### Supplied passage:

• • • • • • •

I’m of the opinion that if you can’t generate your own business then self-employment perhaps isn’t for you. If your firm is providing your leads and managing you, then you really should be employed.

I was self-employed in the past prior to taking on staff. It can be lonely and tough without the right people and firm behind you. This experience taught me what’s important for self-employed people - freedom and independence definitely, but you also need support.

Support doesn’t mean leads and being chased and managed, it means solid infrastructure and excellent lender relationships, for example. The employed side of SFC has these things in abundance so we just branch it out to the self-employed advisers while maintaining their own identity. We offer a very generous split to regulated and non-regulated advisers but perhaps equally as important is our employed head office can look after the regulated and non-regulated referrals those advisers either don’t specialise in or aren’t qualified to do.

FR: There appears to be a lot of ‘noise’ around the second charge market and a lot of talk about it being a breakthrough year for the product. It is still however very much a niche sector – what needs to happen in order to make that breakthrough into the mainstream? And is this even desirable?

I have been banging the drum for a long time as have a lot of other people, some for far longer than me. The word ‘education’ grates on most mortgage advisers now so it’s more about increasing ‘engagement’ with seconds.

You can do this by taking advantage of different mediums, be that face-to-face, Zoom/Teams, social media, phone, email, seminars and workshops. Rather than boring the mortgage advisers, simply discuss their business and then both parties will realise where the opportunities are for seconds.

There is now a marked increase in awareness of second charges among the mortgage adviser community, some even arrange seconds themselves and good luck to them. My aim is simple, second charges need to be presented as an option to clients when looking to capital raise and pro-actively marketed by advisers. It’s only desirable to be mainstream when it’s the right advice; you can’t grow beyond what is the right thing to do. Conversely, I do believe there is far more to come for the second charge world.

• • • • • • •

### Questions on the material:
1 – Write down the section of the passage on self-employment and second charges starting at "I have been" and ending at "increasing ‘engagement’ with seconds.".
2 – Resume the passage on self-employment and second charges, continuing from its last sentence.

(Page layout parsing data)

• • • • • • •

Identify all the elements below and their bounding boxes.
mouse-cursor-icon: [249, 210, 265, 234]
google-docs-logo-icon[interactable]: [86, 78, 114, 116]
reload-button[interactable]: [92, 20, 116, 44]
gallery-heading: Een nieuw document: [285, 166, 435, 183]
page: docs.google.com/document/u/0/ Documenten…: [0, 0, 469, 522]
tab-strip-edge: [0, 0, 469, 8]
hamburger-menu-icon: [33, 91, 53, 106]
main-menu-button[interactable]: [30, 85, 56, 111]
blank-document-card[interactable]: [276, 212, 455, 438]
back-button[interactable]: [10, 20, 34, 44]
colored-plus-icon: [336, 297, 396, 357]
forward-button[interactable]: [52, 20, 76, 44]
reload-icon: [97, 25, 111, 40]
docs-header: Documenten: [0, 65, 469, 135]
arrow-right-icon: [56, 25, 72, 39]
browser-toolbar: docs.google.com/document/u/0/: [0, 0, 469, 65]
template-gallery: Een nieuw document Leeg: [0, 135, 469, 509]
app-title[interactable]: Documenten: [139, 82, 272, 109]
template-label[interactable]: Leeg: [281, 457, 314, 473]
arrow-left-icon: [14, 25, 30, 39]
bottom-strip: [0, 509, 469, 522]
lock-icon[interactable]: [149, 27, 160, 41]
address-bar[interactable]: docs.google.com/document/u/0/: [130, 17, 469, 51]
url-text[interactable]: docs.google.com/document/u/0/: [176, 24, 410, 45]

• • • • • • •

### Answers by item number:
1 –
I have been banging the drum for a long time as have a lot of other people, some for far longer than me. The word ‘education’ grates on most mortgage advisers now so it’s more about increasing ‘engagement’ with seconds.

2 –
FR: What career path has brought you to Specialist Finance Centre? What excites you about specialist finance market at the moment? What can it offer advisers who are not particularly active in this space?

Honestly, like most (if not all) I didn’t think about ending up in the mortgage industry but I’m glad I have. It just happened naturally after securing an entry level role in 2007. I have always had ambition to employ people, to develop people and to create a life as close to my own terms as possible.

The exciting thing is the removal of blinkers regards second charge mortgages by advisers and clients, lenders innovating almost weekly with new ideas and products, companies beginning to collaborate with each other and the evolvement in tech provision.

If you aren’t currently embracing specialist finance products, then you need to at least consider them. No one is expecting you to advise and arrange them yourself. Establish your model in terms of what you do yourself and partner up with the right packager for you.

FR: How did you find lockdown? Has there been anything specific that you could not have done without?

As my wife is a deputy headteacher who needed to be active in her community during lockdown, plus four young children to look after plus my ‘fifth child’, the business, it wasn’t a walk in the park and unfortunately you’re never far removed from people who have suffered because of Covid.

I used the period to focus on where SFC is going and I’m proud those plans are coming to fruition. I’m a simple man so the only thing that I couldn’t live without are my wife and children. Everything else is just tinsel.

FR: What do you see yourself doing next?

I don’t currently see myself waking up one day and saying SFC is where it needs to be and I need to move on, so it has my full focus, it’s my now and tomorrow. I will continue to drive its growth on the employed and self-employed side while looking for new opportunities linked to SFC. We want to be known as one of, if not, the most respected B2B packagers out there. So, until I wake up one day and say that’s it, I can’t do any more, I’m happy with the journey we’re all on.